__Objectif 1__.
Répondez aux questions suivantes à partir du document source :
(a) Pour quelle heure Paul prend-il les billets ?
(b) Jusqu'à quelle date va-t-on continuer d'essayer de déposer le dossier, selon la réponse de Violet ?
(c) Chez qui arrive-t-on à Paris ?

__Document source__.
....................
Rappel vers le standard de FV : mon numéro est bloqué. Putain. On se fout tellement de ma gueule. Depuis des mois. Mais, est-ce que je vais vraiment partir?! Pourquoi personne ne me répond?!? Difficile. Très difficile. L'après-midi passe lentement. Ma personne se transforme en larve humaine. Au fin fond de la perte de soi. Alice et Hélène arrivent : "Mais allez à Paris, directement!" Paul m’assiste. Il prend nos billets pour 18h. On fait nos affaires. 17h, réponse de Violet : "Hier encore, le dossier n'a pas pu être déposé, on va continuer "d'essayer de déposer le dossier"(ptn, ce genre d’objectifs...) jusqu'au 31 janvier, et ensuite on avisera, peut-être qu'on payera 240e si c'est vraiment nécessaire mais on préférerait vraiment que l’accord-cadre fonctionne. Le directeur est au courant, il nous demande d'attendre". Scandaleux. N'importe quoi, mais pourquoi on paye pas de suite?! Je l’ai proposé 20 fois. Je le paye moi même. En 3 jours le problème serait clos, ça fait 6 mois que ça dure et FV se remue pas mais putain. Les nerfs. On se rend à la Gare Perrache, direction Paris. Au même moment, TOCKEM* nous incite à ne surtout pas faire de vagues et à ne pas nous rendre au siège de FV, c'est inutile, il faut malheureusement attendre le 31 janvier, mais bon, on leur répond : "On est déjà dans le train". On prévient Violet qu’on sera à Paris demain pour la voir. Sa réponse : "Peux pas vous rencontrer, suis en tvtravail". Grosse conne. On arrive à Paris chez Élisa et Louis (big up à eux!) . Prières devant la Tour Eiffel. Inchallah demain ça marche.
....................
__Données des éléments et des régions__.
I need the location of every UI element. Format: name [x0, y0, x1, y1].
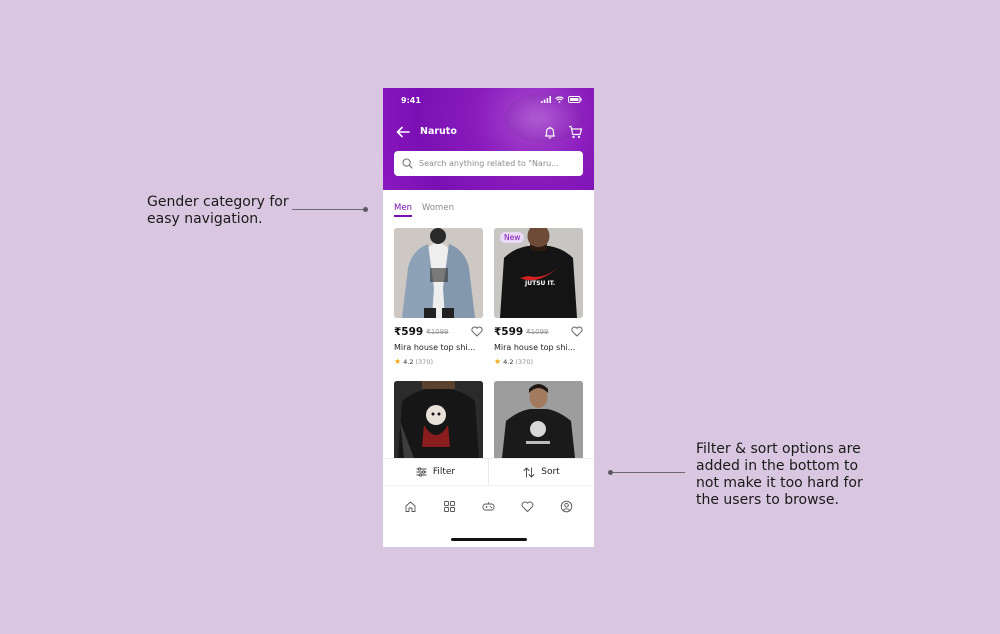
product-card[interactable]: ₹599 ₹1099 Mira house top shi... ★ 4.2 (… [394, 228, 483, 366]
sort-button[interactable]: Sort [489, 459, 594, 485]
product-image[interactable] [394, 228, 483, 318]
product-photo-anime-tshirt [394, 381, 483, 458]
categories-icon[interactable] [443, 500, 456, 513]
product-photo-denim-jacket [394, 228, 483, 318]
gender-tabs: Men Women [394, 203, 454, 217]
home-indicator [451, 538, 527, 541]
profile-icon[interactable] [560, 500, 573, 513]
annotation-connector-left [292, 209, 366, 210]
annotation-gender-category: Gender category for easy navigation. [147, 194, 289, 227]
annotation-connector-right [611, 472, 685, 473]
product-name: Mira house top shi... [494, 343, 576, 352]
home-icon[interactable] [404, 500, 417, 513]
rating-value: 4.2 [503, 357, 514, 366]
signal-icon [541, 96, 551, 103]
annotation-filter-sort: Filter & sort options are added in the b… [696, 441, 863, 508]
cart-icon[interactable] [568, 125, 583, 139]
product-photo-black-tshirt-2 [494, 381, 583, 458]
product-card[interactable] [494, 381, 583, 458]
filter-button[interactable]: Filter [383, 459, 488, 485]
filter-icon [416, 467, 427, 477]
annotation-dot-left [363, 207, 368, 212]
product-price: ₹599 [394, 325, 424, 338]
bell-icon[interactable] [543, 125, 557, 139]
product-image[interactable]: New JUTSU IT. [494, 228, 583, 318]
product-card[interactable]: New JUTSU IT. ₹599 ₹1099 Mira house top … [494, 228, 583, 366]
product-name: Mira house top shi... [394, 343, 476, 352]
product-rating: ★ 4.2 (370) [394, 357, 483, 366]
product-mrp: ₹1099 [526, 327, 549, 336]
rating-value: 4.2 [403, 357, 414, 366]
product-rating: ★ 4.2 (370) [494, 357, 583, 366]
tab-men[interactable]: Men [394, 203, 412, 217]
sort-icon [523, 467, 535, 477]
gamepad-icon[interactable] [482, 500, 495, 513]
status-icons [541, 96, 582, 103]
product-price: ₹599 [494, 325, 524, 338]
new-badge: New [500, 232, 525, 243]
battery-icon [568, 96, 582, 103]
sort-label: Sort [541, 467, 560, 477]
search-input[interactable]: Search anything related to "Naru... [394, 151, 583, 176]
search-placeholder: Search anything related to "Naru... [419, 159, 559, 168]
annotation-dot-right [608, 470, 613, 475]
filter-label: Filter [432, 467, 456, 477]
product-image[interactable] [494, 381, 583, 458]
wishlist-heart-icon[interactable] [571, 326, 583, 337]
star-icon: ★ [494, 357, 502, 366]
search-icon [402, 158, 413, 169]
filter-sort-bar: Filter Sort [383, 458, 594, 485]
product-card[interactable] [394, 381, 483, 458]
star-icon: ★ [394, 357, 402, 366]
review-count: (370) [515, 357, 533, 366]
tab-women[interactable]: Women [422, 203, 454, 217]
review-count: (370) [415, 357, 433, 366]
price-row: ₹599 ₹1099 [394, 325, 483, 338]
bottom-nav [383, 485, 594, 527]
status-time: 9:41 [401, 96, 421, 105]
product-mrp: ₹1099 [426, 327, 449, 336]
wifi-icon [555, 96, 564, 103]
price-row: ₹599 ₹1099 [494, 325, 583, 338]
product-image[interactable] [394, 381, 483, 458]
page-title: Naruto [420, 126, 457, 137]
wishlist-icon[interactable] [521, 500, 534, 513]
header: 9:41 Naruto Search anything related to "… [383, 88, 594, 190]
phone-screen: 9:41 Naruto Search anything related to "… [383, 88, 594, 547]
back-arrow-icon[interactable] [395, 124, 411, 140]
print-text: JUTSU IT. [525, 280, 556, 287]
wishlist-heart-icon[interactable] [471, 326, 483, 337]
....................
__Objectif 2__. Exprimez sous forme de liste JSON de chaînes, à raison d'une chaîne par ligne, les lignes des données d'entrée en commençant à celle qui contient "product-card[interactable]: ₹599 ₹1099" et en terminant à celle qui contient "product-photo-anime-tshirt [394, 381, 483, 458]".

__Résultat final 1__.
(a) Pour 18h.
(b) Jusqu'au 31 janvier.
(c) Chez Élisa et Louis.

__Résultat final 2__.
[
  "product-card[interactable]: ₹599 ₹1099 Mira house top shi... ★ 4.2 (… [394, 228, 483, 366]",
  "sort-button[interactable]: Sort [489, 459, 594, 485]",
  "product-image[interactable] [394, 228, 483, 318]",
  "product-photo-anime-tshirt [394, 381, 483, 458]"
]